Directions for this task: Using the data beneath, show every line that includes the word "Battle".

Items from a data source:
****************
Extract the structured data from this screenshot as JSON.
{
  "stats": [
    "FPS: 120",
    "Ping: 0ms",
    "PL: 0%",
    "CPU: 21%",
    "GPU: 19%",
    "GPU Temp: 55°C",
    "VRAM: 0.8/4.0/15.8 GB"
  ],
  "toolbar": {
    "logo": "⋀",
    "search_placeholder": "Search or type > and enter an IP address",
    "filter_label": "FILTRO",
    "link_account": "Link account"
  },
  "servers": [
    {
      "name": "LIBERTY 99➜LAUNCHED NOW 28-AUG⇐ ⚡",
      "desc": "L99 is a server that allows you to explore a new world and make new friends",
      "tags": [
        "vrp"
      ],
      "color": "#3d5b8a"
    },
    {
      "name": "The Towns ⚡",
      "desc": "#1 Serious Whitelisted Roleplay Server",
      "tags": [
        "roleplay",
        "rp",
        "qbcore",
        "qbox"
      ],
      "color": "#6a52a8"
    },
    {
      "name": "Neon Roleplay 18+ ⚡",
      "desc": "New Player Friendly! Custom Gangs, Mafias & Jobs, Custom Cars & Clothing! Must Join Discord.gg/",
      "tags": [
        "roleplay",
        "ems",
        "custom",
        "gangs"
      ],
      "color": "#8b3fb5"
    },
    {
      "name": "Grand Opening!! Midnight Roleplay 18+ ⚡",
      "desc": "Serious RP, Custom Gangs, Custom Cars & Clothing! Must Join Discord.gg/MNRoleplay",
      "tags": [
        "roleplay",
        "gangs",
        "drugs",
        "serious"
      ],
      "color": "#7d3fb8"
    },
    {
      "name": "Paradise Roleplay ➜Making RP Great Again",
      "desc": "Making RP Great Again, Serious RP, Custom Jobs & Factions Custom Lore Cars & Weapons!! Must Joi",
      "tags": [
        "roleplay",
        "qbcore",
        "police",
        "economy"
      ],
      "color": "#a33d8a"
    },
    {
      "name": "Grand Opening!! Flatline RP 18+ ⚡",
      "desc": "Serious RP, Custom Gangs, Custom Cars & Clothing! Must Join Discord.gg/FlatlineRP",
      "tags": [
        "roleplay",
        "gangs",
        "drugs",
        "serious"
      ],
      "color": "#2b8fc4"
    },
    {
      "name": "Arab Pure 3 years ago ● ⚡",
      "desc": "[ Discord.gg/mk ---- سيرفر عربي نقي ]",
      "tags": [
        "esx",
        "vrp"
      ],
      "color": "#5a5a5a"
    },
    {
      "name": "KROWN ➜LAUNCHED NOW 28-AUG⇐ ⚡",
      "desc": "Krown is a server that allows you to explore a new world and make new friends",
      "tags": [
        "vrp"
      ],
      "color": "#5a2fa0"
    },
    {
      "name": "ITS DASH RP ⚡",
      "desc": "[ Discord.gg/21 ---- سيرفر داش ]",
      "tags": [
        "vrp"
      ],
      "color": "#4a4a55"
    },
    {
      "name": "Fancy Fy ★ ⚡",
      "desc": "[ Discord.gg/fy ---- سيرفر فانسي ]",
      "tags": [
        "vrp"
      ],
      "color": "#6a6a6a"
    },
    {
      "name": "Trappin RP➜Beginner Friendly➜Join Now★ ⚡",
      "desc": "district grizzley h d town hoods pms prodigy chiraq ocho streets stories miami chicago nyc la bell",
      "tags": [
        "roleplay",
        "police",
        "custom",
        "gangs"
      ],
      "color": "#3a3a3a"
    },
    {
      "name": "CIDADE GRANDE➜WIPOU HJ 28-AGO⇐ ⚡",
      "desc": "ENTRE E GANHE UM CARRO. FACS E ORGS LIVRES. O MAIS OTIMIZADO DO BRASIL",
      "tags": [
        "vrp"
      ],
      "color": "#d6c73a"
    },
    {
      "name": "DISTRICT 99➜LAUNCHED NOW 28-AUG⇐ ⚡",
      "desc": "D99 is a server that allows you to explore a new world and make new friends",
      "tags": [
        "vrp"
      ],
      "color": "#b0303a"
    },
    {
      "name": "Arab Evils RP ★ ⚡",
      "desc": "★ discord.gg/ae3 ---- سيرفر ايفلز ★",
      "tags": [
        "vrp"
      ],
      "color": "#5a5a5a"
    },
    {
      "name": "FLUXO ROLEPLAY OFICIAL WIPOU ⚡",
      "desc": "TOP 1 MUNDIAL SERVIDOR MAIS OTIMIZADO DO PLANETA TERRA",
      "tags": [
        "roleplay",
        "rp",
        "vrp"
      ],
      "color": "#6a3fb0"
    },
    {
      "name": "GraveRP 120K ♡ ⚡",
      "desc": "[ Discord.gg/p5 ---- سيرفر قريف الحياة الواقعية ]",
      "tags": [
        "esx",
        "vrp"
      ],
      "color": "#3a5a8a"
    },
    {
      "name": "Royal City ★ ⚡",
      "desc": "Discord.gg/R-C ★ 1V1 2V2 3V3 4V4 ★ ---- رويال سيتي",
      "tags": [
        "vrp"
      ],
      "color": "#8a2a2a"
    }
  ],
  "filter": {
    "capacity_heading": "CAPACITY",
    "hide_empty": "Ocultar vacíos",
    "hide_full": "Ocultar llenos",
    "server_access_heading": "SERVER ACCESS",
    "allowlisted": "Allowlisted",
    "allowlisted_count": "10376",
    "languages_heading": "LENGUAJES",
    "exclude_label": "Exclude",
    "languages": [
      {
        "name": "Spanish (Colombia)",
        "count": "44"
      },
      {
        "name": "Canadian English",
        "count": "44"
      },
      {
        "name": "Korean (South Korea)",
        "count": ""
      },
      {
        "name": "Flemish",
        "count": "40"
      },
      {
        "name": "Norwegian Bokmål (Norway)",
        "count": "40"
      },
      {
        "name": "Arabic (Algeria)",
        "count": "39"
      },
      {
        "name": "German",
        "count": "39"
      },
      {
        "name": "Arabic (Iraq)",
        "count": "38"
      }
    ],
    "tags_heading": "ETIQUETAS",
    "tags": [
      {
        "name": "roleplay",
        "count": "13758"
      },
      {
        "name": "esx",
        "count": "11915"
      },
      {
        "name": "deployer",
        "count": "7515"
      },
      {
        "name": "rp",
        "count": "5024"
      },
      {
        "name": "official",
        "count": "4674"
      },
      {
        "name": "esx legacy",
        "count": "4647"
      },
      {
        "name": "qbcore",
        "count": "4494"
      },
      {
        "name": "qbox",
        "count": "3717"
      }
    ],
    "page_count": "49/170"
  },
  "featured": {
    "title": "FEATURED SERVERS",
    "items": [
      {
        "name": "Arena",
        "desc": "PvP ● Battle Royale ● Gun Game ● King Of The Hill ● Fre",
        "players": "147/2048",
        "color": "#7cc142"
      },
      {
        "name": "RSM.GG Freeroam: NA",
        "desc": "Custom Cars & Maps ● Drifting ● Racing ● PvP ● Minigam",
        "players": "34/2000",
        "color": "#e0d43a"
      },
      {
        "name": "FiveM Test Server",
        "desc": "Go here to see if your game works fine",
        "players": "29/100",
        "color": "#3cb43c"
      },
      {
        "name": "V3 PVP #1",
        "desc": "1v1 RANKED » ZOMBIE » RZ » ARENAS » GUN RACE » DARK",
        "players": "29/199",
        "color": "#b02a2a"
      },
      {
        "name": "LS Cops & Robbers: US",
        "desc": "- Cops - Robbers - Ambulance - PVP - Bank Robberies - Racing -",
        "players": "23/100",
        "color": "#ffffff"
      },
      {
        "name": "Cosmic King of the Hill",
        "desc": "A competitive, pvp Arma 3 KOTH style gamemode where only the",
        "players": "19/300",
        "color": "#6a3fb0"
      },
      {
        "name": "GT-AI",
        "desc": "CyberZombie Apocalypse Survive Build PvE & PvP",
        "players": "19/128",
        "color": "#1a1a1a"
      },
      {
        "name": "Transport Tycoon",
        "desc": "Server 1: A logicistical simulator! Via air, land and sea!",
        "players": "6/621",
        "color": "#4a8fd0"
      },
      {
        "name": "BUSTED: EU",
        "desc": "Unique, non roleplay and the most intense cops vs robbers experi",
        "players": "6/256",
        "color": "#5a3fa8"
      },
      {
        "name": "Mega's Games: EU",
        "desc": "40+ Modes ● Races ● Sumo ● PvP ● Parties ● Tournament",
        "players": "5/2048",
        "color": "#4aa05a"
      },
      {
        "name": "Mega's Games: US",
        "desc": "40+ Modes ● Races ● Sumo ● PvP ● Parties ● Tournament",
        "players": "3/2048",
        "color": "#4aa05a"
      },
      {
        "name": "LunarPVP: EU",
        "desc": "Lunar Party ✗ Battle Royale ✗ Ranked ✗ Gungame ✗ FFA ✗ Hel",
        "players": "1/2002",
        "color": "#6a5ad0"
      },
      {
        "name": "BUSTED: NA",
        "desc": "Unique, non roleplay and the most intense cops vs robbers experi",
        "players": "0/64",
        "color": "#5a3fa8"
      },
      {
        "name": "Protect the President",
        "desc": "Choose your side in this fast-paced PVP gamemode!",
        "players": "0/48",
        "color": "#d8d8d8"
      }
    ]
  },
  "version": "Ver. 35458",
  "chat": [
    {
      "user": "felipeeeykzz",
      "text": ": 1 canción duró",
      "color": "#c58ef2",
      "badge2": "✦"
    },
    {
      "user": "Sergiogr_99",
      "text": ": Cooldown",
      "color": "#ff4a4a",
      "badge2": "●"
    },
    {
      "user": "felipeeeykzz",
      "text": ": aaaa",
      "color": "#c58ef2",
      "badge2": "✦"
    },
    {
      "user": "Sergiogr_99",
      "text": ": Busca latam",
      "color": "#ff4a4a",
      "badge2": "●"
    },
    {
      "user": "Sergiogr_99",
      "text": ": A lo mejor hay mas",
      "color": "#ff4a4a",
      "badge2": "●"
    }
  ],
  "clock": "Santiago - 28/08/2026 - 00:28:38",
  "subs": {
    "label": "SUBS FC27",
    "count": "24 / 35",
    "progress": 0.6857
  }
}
****************
Complete answer:
        "desc": "PvP ● Battle Royale ● Gun Game ● King Of The Hill ● Fre",
        "desc": "Lunar Party ✗ Battle Royale ✗ Ranked ✗ Gungame ✗ FFA ✗ Hel",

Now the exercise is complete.